DATASET EXCERPTS:
------------------------

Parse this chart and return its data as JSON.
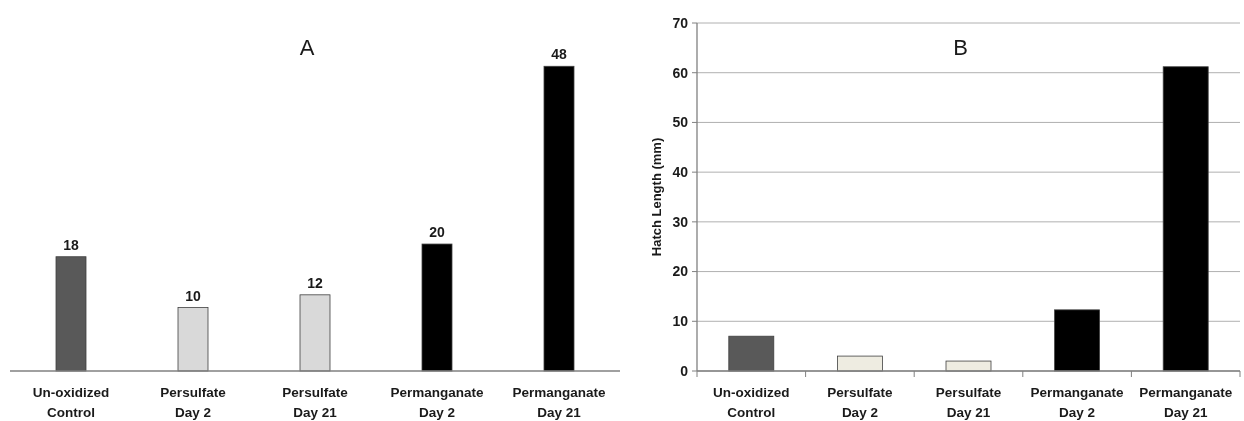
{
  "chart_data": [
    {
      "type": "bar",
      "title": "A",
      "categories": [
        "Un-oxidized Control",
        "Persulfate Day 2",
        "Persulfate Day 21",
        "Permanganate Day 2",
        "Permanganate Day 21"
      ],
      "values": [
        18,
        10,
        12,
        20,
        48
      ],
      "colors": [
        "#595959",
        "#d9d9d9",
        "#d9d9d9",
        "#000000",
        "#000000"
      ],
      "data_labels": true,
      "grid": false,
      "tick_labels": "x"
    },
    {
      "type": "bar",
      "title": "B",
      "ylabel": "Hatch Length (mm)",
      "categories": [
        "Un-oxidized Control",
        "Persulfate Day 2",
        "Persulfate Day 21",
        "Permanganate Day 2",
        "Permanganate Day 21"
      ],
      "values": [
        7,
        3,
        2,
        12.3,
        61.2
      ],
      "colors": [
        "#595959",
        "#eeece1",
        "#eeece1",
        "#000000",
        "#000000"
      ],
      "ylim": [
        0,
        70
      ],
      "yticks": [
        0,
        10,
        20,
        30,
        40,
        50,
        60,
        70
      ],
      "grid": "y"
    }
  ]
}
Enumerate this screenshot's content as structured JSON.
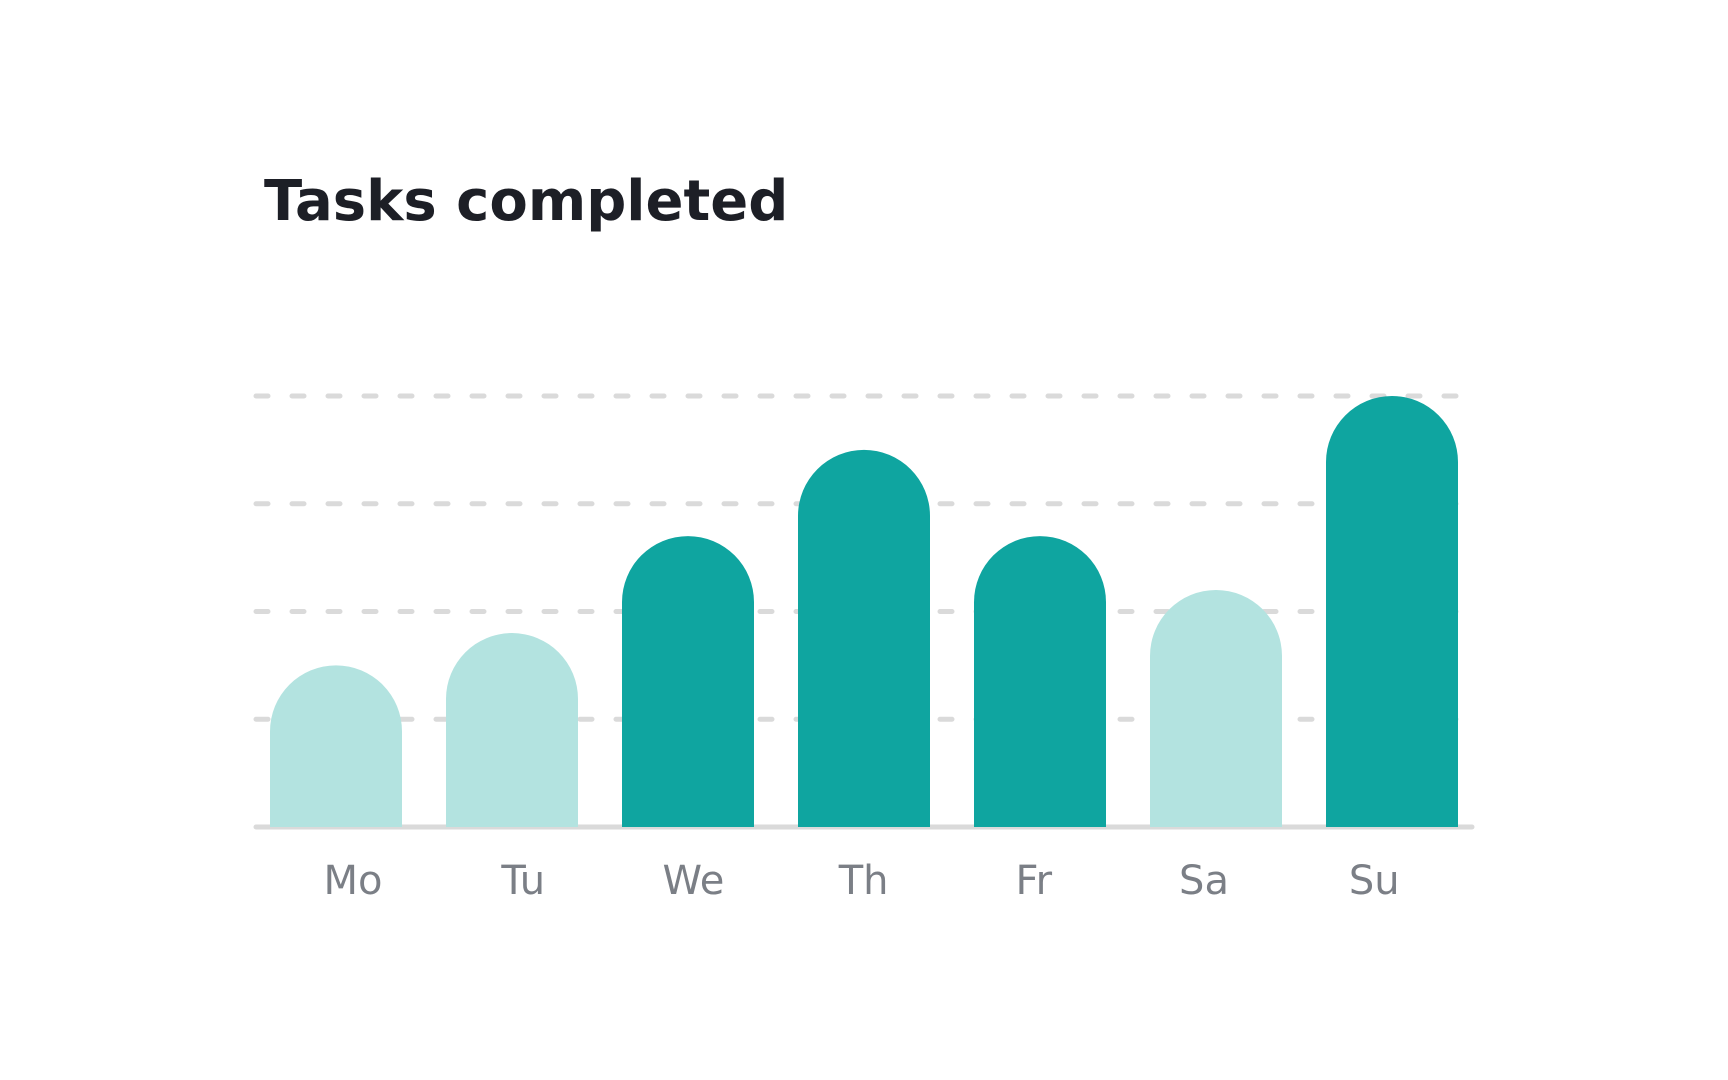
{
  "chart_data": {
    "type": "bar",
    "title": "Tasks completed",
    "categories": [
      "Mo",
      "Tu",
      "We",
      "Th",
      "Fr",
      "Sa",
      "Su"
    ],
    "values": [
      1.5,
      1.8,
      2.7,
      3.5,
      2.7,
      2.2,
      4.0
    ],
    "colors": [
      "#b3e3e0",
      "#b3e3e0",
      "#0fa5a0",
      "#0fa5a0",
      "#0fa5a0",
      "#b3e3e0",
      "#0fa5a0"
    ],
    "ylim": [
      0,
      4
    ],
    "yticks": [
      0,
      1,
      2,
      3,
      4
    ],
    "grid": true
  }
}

------------------------

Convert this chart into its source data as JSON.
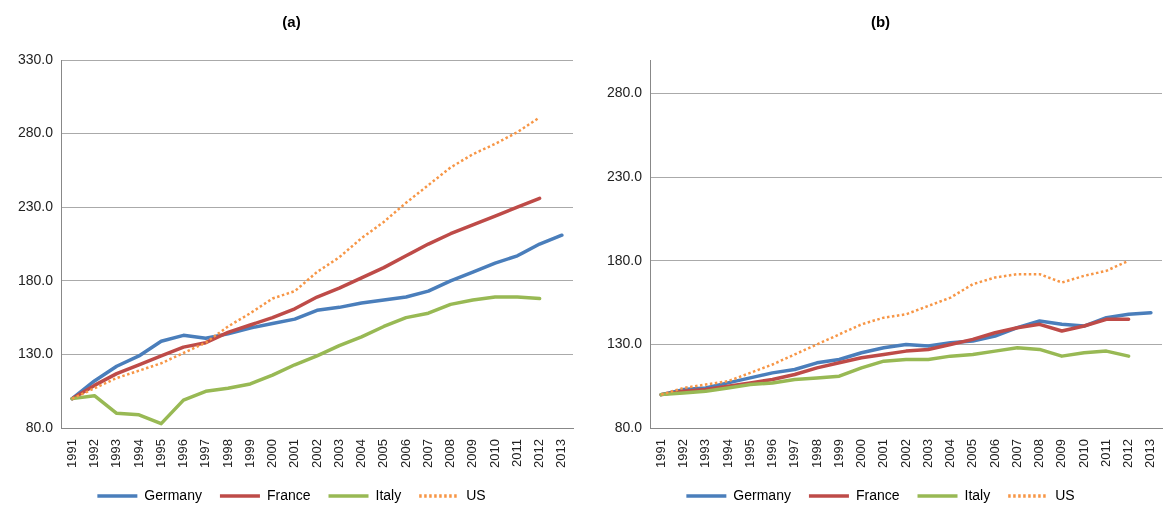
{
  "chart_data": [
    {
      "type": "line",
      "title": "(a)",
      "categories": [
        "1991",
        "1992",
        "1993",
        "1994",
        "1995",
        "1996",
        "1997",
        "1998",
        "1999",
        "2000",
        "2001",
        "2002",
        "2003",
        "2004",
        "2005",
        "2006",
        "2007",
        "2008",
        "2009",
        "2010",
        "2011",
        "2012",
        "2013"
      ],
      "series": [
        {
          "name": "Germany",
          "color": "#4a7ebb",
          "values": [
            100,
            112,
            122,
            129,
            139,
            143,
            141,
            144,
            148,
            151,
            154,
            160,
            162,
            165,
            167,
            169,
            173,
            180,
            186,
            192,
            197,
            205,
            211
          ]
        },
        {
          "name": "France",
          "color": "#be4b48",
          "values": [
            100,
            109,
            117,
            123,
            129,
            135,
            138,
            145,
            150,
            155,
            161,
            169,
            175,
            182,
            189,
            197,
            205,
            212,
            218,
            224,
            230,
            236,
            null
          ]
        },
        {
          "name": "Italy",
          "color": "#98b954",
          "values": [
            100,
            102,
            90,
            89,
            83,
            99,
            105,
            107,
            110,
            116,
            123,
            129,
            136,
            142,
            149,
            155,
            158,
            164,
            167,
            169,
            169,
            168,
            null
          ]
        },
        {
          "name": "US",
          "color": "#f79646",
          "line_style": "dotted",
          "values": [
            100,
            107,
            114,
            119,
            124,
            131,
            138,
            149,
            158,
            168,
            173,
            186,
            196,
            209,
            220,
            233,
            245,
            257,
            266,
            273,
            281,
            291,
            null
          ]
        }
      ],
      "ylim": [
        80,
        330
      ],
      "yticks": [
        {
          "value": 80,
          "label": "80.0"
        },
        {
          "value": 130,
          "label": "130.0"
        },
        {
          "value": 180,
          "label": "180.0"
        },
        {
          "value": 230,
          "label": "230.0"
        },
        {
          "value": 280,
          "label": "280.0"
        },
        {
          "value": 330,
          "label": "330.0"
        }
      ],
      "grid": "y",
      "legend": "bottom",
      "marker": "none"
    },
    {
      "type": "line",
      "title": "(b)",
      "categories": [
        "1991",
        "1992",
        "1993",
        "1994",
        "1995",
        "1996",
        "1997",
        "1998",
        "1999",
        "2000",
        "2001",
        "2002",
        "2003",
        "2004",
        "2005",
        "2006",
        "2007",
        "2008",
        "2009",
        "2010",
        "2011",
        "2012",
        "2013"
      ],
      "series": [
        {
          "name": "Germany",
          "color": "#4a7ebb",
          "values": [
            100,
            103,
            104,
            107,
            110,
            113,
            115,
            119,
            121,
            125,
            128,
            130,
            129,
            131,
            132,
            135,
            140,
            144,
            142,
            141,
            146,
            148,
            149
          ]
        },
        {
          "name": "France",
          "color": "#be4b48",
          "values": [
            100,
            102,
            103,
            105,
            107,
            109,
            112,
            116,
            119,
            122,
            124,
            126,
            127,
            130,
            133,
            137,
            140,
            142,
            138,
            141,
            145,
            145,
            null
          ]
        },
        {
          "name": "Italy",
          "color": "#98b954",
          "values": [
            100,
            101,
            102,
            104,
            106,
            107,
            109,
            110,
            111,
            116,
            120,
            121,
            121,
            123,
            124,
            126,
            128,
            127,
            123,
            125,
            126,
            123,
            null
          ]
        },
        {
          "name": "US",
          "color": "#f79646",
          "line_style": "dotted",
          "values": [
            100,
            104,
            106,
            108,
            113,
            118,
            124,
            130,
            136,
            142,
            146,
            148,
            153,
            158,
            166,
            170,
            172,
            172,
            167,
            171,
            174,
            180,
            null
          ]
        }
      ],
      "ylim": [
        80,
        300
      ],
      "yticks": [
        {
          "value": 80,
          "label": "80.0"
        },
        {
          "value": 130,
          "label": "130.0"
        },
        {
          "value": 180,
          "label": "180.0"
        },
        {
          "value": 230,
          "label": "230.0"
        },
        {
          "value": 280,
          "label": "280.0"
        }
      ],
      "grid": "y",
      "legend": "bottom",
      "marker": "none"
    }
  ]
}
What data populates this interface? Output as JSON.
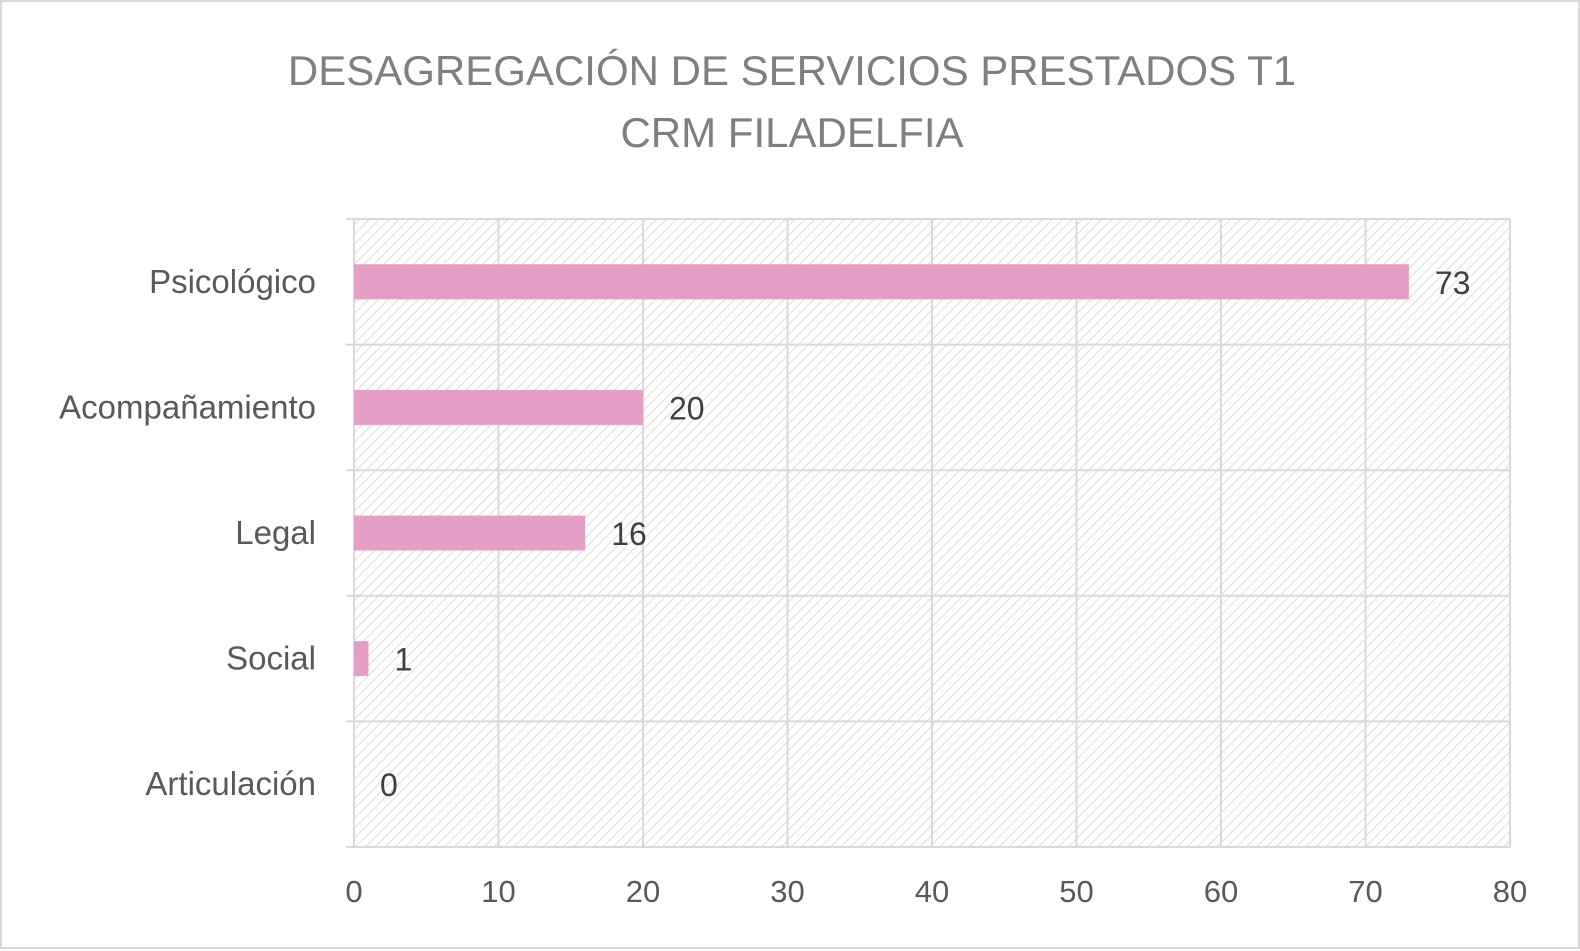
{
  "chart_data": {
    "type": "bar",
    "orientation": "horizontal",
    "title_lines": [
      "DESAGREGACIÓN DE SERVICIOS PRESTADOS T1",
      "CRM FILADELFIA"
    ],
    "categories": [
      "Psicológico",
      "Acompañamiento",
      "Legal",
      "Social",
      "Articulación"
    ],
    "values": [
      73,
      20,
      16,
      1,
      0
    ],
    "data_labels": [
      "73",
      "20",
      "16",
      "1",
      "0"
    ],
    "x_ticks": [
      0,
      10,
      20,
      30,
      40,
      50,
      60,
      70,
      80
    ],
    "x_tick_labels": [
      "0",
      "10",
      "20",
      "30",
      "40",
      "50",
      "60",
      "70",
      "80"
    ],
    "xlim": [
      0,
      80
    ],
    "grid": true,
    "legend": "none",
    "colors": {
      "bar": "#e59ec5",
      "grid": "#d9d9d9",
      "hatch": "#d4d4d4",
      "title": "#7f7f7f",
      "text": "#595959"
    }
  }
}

------------------------

SET EXERCISE: Pick out each line in the material containing "grid".

RESPONSE TO THE TASK:
      "grid": false,
      "grid": "y"
    "grid": true
      "grid": "y",
      "grid": "y",
    "grid": true,
      "grid": "#d9d9d9",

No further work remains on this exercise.